— begin GIVEN DATA —

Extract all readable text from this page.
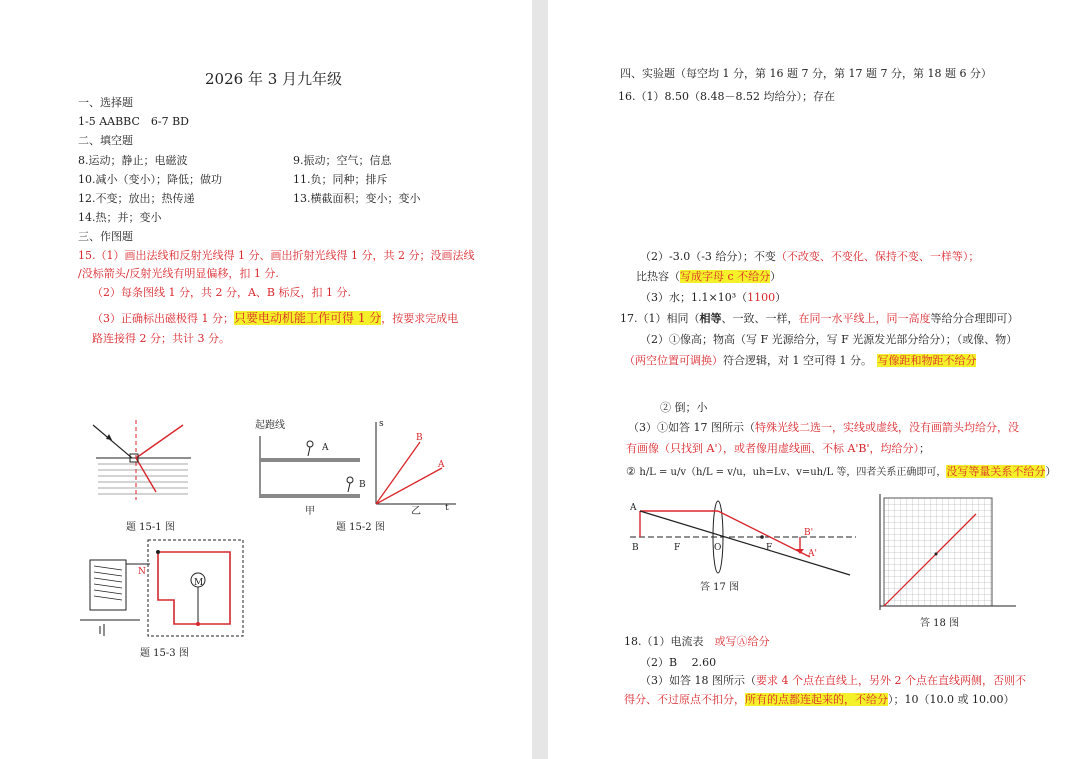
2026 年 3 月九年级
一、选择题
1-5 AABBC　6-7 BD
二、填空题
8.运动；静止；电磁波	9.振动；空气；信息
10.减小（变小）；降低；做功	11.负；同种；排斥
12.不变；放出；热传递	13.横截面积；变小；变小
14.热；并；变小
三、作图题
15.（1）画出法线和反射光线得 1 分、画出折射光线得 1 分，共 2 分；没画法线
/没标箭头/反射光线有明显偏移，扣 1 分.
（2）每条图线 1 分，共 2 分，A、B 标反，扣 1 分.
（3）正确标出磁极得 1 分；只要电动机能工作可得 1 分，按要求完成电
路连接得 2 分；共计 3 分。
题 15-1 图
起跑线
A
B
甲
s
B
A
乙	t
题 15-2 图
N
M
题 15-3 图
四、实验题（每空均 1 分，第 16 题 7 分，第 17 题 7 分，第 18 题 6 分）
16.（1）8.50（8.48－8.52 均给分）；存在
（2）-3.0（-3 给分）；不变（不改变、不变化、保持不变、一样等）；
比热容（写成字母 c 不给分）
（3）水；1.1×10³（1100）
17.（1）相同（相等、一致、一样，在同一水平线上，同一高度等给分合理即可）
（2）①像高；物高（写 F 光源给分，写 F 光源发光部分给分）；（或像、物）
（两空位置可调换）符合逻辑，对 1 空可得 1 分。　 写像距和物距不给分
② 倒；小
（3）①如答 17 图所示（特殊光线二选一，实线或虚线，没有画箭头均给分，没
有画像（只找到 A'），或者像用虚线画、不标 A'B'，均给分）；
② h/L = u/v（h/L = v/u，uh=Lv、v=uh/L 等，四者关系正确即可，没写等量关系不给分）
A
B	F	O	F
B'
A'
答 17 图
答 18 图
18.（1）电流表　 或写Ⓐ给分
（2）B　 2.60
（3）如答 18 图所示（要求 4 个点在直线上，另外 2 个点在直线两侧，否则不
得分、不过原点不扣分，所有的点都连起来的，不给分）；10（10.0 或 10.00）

— end GIVEN DATA —

- WRITTEN EXERCISE -
Every line of the material is to be quoted exactly, with no pictures carried over.

- TASK ANSWER -
Extract all readable text from this page.
2026 年 3 月九年级
一、选择题
1-5 AABBC　6-7 BD
二、填空题
8.运动；静止；电磁波	9.振动；空气；信息
10.减小（变小）；降低；做功	11.负；同种；排斥
12.不变；放出；热传递	13.横截面积；变小；变小
14.热；并；变小
三、作图题
15.（1）画出法线和反射光线得 1 分、画出折射光线得 1 分，共 2 分；没画法线
/没标箭头/反射光线有明显偏移，扣 1 分.
（2）每条图线 1 分，共 2 分，A、B 标反，扣 1 分.
（3）正确标出磁极得 1 分；只要电动机能工作可得 1 分，按要求完成电
路连接得 2 分；共计 3 分。
题 15-1 图
起跑线
A
B
甲
s
B
A
乙	t
题 15-2 图
N
M
题 15-3 图
四、实验题（每空均 1 分，第 16 题 7 分，第 17 题 7 分，第 18 题 6 分）
16.（1）8.50（8.48－8.52 均给分）；存在
（2）-3.0（-3 给分）；不变（不改变、不变化、保持不变、一样等）；
比热容（写成字母 c 不给分）
（3）水；1.1×10³（1100）
17.（1）相同（相等、一致、一样，在同一水平线上，同一高度等给分合理即可）
（2）①像高；物高（写 F 光源给分，写 F 光源发光部分给分）；（或像、物）
（两空位置可调换）符合逻辑，对 1 空可得 1 分。　 写像距和物距不给分
② 倒；小
（3）①如答 17 图所示（特殊光线二选一，实线或虚线，没有画箭头均给分，没
有画像（只找到 A'），或者像用虚线画、不标 A'B'，均给分）；
② h/L = u/v（h/L = v/u，uh=Lv、v=uh/L 等，四者关系正确即可，没写等量关系不给分）
A
B	F	O	F
B'
A'
答 17 图
答 18 图
18.（1）电流表　 或写Ⓐ给分
（2）B　 2.60
（3）如答 18 图所示（要求 4 个点在直线上，另外 2 个点在直线两侧，否则不
得分、不过原点不扣分，所有的点都连起来的，不给分）；10（10.0 或 10.00）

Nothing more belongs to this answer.